AIM: Copy every line that mentions the word "withdrawals".

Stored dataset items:
════════
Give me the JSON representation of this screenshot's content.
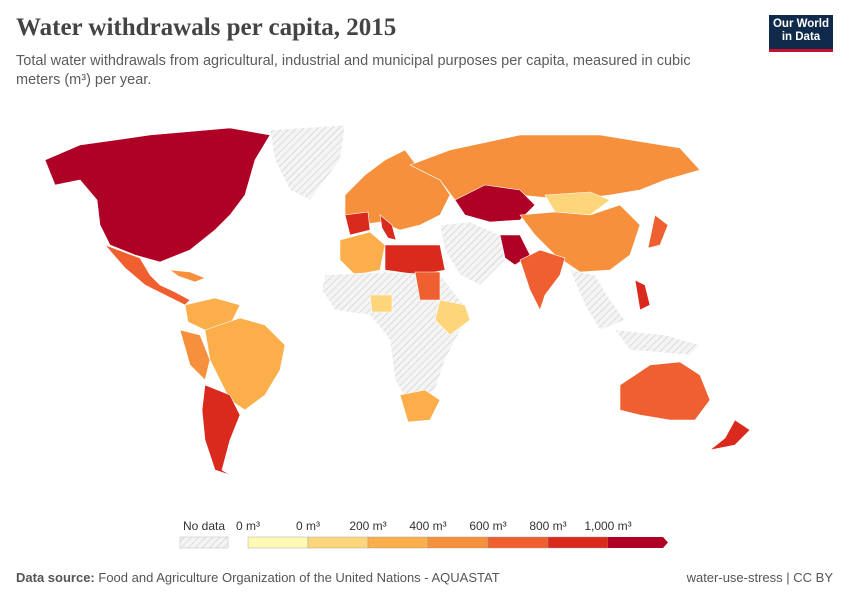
{
  "header": {
    "title": "Water withdrawals per capita, 2015",
    "subtitle": "Total water withdrawals from agricultural, industrial and municipal purposes per capita, measured in cubic meters (m³) per year."
  },
  "logo": {
    "line1": "Our World",
    "line2": "in Data"
  },
  "legend": {
    "no_data": "No data",
    "labels": [
      "0 m³",
      "0 m³",
      "200 m³",
      "400 m³",
      "600 m³",
      "800 m³",
      "1,000 m³"
    ],
    "colors": [
      "#fef9b4",
      "#fdd57a",
      "#fbae4a",
      "#f6903c",
      "#ef5f2f",
      "#d92a1d",
      "#ae0125"
    ]
  },
  "footer": {
    "source_label": "Data source:",
    "source": "Food and Agriculture Organization of the United Nations - AQUASTAT",
    "right": "water-use-stress | CC BY"
  }
}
════════
EXERCISE RESULT:
    "title": "Water withdrawals per capita, 2015",
    "subtitle": "Total water withdrawals from agricultural, industrial and municipal purposes per capita, measured in cubic meters (m³) per year."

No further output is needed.